_WHAT THE TASK REQUIRES_
Take the data below and repeat it exactly.

-- START EXTRACTED MATERIAL --

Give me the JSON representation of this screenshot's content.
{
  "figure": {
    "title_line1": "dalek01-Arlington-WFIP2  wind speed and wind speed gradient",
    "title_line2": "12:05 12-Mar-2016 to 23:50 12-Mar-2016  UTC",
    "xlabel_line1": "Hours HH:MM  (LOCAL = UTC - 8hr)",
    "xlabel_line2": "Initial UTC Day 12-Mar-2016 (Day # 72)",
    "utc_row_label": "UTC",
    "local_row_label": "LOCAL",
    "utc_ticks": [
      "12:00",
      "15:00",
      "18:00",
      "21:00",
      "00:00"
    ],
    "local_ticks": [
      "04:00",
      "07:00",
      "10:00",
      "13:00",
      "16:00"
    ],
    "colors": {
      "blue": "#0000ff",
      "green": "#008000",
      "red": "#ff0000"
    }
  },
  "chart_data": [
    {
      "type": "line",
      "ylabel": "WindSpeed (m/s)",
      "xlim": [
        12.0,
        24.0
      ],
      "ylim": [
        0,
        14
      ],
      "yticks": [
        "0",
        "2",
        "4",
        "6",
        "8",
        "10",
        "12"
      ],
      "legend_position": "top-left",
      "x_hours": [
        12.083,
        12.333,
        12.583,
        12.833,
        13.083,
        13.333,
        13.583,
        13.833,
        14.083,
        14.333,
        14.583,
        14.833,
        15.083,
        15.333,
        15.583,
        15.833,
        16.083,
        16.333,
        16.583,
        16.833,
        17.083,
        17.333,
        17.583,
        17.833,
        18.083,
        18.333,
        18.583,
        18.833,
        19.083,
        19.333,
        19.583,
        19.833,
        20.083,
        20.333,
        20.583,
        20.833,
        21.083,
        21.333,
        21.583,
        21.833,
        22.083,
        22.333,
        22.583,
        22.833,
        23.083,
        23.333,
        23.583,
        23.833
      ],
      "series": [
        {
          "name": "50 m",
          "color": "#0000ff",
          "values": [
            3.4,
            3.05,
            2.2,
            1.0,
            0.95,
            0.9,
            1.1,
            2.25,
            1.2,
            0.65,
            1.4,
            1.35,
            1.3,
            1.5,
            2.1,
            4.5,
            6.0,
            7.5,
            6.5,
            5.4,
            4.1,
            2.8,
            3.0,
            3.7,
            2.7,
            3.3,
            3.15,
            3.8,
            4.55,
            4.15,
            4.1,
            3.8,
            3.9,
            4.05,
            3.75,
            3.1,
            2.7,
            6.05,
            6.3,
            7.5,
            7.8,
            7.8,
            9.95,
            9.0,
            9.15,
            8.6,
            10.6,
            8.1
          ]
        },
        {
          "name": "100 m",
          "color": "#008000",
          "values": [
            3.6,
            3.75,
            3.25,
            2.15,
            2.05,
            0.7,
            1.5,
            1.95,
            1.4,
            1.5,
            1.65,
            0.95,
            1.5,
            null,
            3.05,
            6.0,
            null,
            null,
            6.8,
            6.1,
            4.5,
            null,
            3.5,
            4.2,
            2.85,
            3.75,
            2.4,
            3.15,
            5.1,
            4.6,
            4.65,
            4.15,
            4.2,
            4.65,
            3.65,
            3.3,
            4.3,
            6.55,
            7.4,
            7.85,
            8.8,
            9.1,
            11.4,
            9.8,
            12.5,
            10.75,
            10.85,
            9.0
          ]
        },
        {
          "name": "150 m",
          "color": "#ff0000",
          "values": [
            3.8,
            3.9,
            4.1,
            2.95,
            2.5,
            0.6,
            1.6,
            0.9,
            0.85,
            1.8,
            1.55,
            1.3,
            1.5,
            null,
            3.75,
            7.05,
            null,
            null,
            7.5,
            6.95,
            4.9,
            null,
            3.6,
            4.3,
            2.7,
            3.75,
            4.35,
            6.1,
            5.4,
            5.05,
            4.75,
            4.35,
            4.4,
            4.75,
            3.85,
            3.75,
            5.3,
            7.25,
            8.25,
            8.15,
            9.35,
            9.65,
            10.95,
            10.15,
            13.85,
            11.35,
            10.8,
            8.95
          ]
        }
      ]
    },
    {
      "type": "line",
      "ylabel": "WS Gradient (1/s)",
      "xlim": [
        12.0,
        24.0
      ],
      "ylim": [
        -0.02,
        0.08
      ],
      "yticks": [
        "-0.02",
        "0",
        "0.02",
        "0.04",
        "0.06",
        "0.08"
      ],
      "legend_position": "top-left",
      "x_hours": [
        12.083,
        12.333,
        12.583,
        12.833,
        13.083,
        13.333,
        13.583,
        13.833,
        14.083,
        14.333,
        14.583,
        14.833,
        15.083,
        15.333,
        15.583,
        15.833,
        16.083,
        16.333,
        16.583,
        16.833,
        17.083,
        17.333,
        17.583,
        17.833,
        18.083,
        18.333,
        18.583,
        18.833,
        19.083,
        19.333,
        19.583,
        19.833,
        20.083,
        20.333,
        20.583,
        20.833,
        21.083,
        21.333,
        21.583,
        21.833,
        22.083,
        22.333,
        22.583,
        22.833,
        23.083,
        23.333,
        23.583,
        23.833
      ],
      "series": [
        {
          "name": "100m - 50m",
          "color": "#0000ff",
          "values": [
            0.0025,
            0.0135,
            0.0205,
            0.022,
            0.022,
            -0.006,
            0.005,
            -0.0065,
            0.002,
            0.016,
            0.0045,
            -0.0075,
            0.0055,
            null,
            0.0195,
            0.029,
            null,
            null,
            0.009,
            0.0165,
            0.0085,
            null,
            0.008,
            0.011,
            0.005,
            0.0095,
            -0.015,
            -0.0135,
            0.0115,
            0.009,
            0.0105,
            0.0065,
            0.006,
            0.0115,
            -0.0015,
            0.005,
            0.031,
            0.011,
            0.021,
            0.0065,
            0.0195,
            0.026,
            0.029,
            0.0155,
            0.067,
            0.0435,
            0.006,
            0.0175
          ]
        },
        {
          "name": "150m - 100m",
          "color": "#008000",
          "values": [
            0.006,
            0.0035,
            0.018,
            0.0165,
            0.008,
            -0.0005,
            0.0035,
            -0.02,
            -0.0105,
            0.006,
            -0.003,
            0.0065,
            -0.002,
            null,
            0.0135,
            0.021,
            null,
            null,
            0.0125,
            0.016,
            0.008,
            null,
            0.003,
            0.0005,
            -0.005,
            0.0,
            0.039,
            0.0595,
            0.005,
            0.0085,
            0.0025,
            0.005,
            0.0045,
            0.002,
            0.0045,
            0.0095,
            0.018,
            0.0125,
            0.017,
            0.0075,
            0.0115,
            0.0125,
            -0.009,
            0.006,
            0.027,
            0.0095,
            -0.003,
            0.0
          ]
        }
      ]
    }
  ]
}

-- END EXTRACTED MATERIAL --

_RESPONSE TO THIS TASK_
Give me the JSON representation of this screenshot's content.
{
  "figure": {
    "title_line1": "dalek01-Arlington-WFIP2  wind speed and wind speed gradient",
    "title_line2": "12:05 12-Mar-2016 to 23:50 12-Mar-2016  UTC",
    "xlabel_line1": "Hours HH:MM  (LOCAL = UTC - 8hr)",
    "xlabel_line2": "Initial UTC Day 12-Mar-2016 (Day # 72)",
    "utc_row_label": "UTC",
    "local_row_label": "LOCAL",
    "utc_ticks": [
      "12:00",
      "15:00",
      "18:00",
      "21:00",
      "00:00"
    ],
    "local_ticks": [
      "04:00",
      "07:00",
      "10:00",
      "13:00",
      "16:00"
    ],
    "colors": {
      "blue": "#0000ff",
      "green": "#008000",
      "red": "#ff0000"
    }
  },
  "chart_data": [
    {
      "type": "line",
      "ylabel": "WindSpeed (m/s)",
      "xlim": [
        12.0,
        24.0
      ],
      "ylim": [
        0,
        14
      ],
      "yticks": [
        "0",
        "2",
        "4",
        "6",
        "8",
        "10",
        "12"
      ],
      "legend_position": "top-left",
      "x_hours": [
        12.083,
        12.333,
        12.583,
        12.833,
        13.083,
        13.333,
        13.583,
        13.833,
        14.083,
        14.333,
        14.583,
        14.833,
        15.083,
        15.333,
        15.583,
        15.833,
        16.083,
        16.333,
        16.583,
        16.833,
        17.083,
        17.333,
        17.583,
        17.833,
        18.083,
        18.333,
        18.583,
        18.833,
        19.083,
        19.333,
        19.583,
        19.833,
        20.083,
        20.333,
        20.583,
        20.833,
        21.083,
        21.333,
        21.583,
        21.833,
        22.083,
        22.333,
        22.583,
        22.833,
        23.083,
        23.333,
        23.583,
        23.833
      ],
      "series": [
        {
          "name": "50 m",
          "color": "#0000ff",
          "values": [
            3.4,
            3.05,
            2.2,
            1.0,
            0.95,
            0.9,
            1.1,
            2.25,
            1.2,
            0.65,
            1.4,
            1.35,
            1.3,
            1.5,
            2.1,
            4.5,
            6.0,
            7.5,
            6.5,
            5.4,
            4.1,
            2.8,
            3.0,
            3.7,
            2.7,
            3.3,
            3.15,
            3.8,
            4.55,
            4.15,
            4.1,
            3.8,
            3.9,
            4.05,
            3.75,
            3.1,
            2.7,
            6.05,
            6.3,
            7.5,
            7.8,
            7.8,
            9.95,
            9.0,
            9.15,
            8.6,
            10.6,
            8.1
          ]
        },
        {
          "name": "100 m",
          "color": "#008000",
          "values": [
            3.6,
            3.75,
            3.25,
            2.15,
            2.05,
            0.7,
            1.5,
            1.95,
            1.4,
            1.5,
            1.65,
            0.95,
            1.5,
            null,
            3.05,
            6.0,
            null,
            null,
            6.8,
            6.1,
            4.5,
            null,
            3.5,
            4.2,
            2.85,
            3.75,
            2.4,
            3.15,
            5.1,
            4.6,
            4.65,
            4.15,
            4.2,
            4.65,
            3.65,
            3.3,
            4.3,
            6.55,
            7.4,
            7.85,
            8.8,
            9.1,
            11.4,
            9.8,
            12.5,
            10.75,
            10.85,
            9.0
          ]
        },
        {
          "name": "150 m",
          "color": "#ff0000",
          "values": [
            3.8,
            3.9,
            4.1,
            2.95,
            2.5,
            0.6,
            1.6,
            0.9,
            0.85,
            1.8,
            1.55,
            1.3,
            1.5,
            null,
            3.75,
            7.05,
            null,
            null,
            7.5,
            6.95,
            4.9,
            null,
            3.6,
            4.3,
            2.7,
            3.75,
            4.35,
            6.1,
            5.4,
            5.05,
            4.75,
            4.35,
            4.4,
            4.75,
            3.85,
            3.75,
            5.3,
            7.25,
            8.25,
            8.15,
            9.35,
            9.65,
            10.95,
            10.15,
            13.85,
            11.35,
            10.8,
            8.95
          ]
        }
      ]
    },
    {
      "type": "line",
      "ylabel": "WS Gradient (1/s)",
      "xlim": [
        12.0,
        24.0
      ],
      "ylim": [
        -0.02,
        0.08
      ],
      "yticks": [
        "-0.02",
        "0",
        "0.02",
        "0.04",
        "0.06",
        "0.08"
      ],
      "legend_position": "top-left",
      "x_hours": [
        12.083,
        12.333,
        12.583,
        12.833,
        13.083,
        13.333,
        13.583,
        13.833,
        14.083,
        14.333,
        14.583,
        14.833,
        15.083,
        15.333,
        15.583,
        15.833,
        16.083,
        16.333,
        16.583,
        16.833,
        17.083,
        17.333,
        17.583,
        17.833,
        18.083,
        18.333,
        18.583,
        18.833,
        19.083,
        19.333,
        19.583,
        19.833,
        20.083,
        20.333,
        20.583,
        20.833,
        21.083,
        21.333,
        21.583,
        21.833,
        22.083,
        22.333,
        22.583,
        22.833,
        23.083,
        23.333,
        23.583,
        23.833
      ],
      "series": [
        {
          "name": "100m - 50m",
          "color": "#0000ff",
          "values": [
            0.0025,
            0.0135,
            0.0205,
            0.022,
            0.022,
            -0.006,
            0.005,
            -0.0065,
            0.002,
            0.016,
            0.0045,
            -0.0075,
            0.0055,
            null,
            0.0195,
            0.029,
            null,
            null,
            0.009,
            0.0165,
            0.0085,
            null,
            0.008,
            0.011,
            0.005,
            0.0095,
            -0.015,
            -0.0135,
            0.0115,
            0.009,
            0.0105,
            0.0065,
            0.006,
            0.0115,
            -0.0015,
            0.005,
            0.031,
            0.011,
            0.021,
            0.0065,
            0.0195,
            0.026,
            0.029,
            0.0155,
            0.067,
            0.0435,
            0.006,
            0.0175
          ]
        },
        {
          "name": "150m - 100m",
          "color": "#008000",
          "values": [
            0.006,
            0.0035,
            0.018,
            0.0165,
            0.008,
            -0.0005,
            0.0035,
            -0.02,
            -0.0105,
            0.006,
            -0.003,
            0.0065,
            -0.002,
            null,
            0.0135,
            0.021,
            null,
            null,
            0.0125,
            0.016,
            0.008,
            null,
            0.003,
            0.0005,
            -0.005,
            0.0,
            0.039,
            0.0595,
            0.005,
            0.0085,
            0.0025,
            0.005,
            0.0045,
            0.002,
            0.0045,
            0.0095,
            0.018,
            0.0125,
            0.017,
            0.0075,
            0.0115,
            0.0125,
            -0.009,
            0.006,
            0.027,
            0.0095,
            -0.003,
            0.0
          ]
        }
      ]
    }
  ]
}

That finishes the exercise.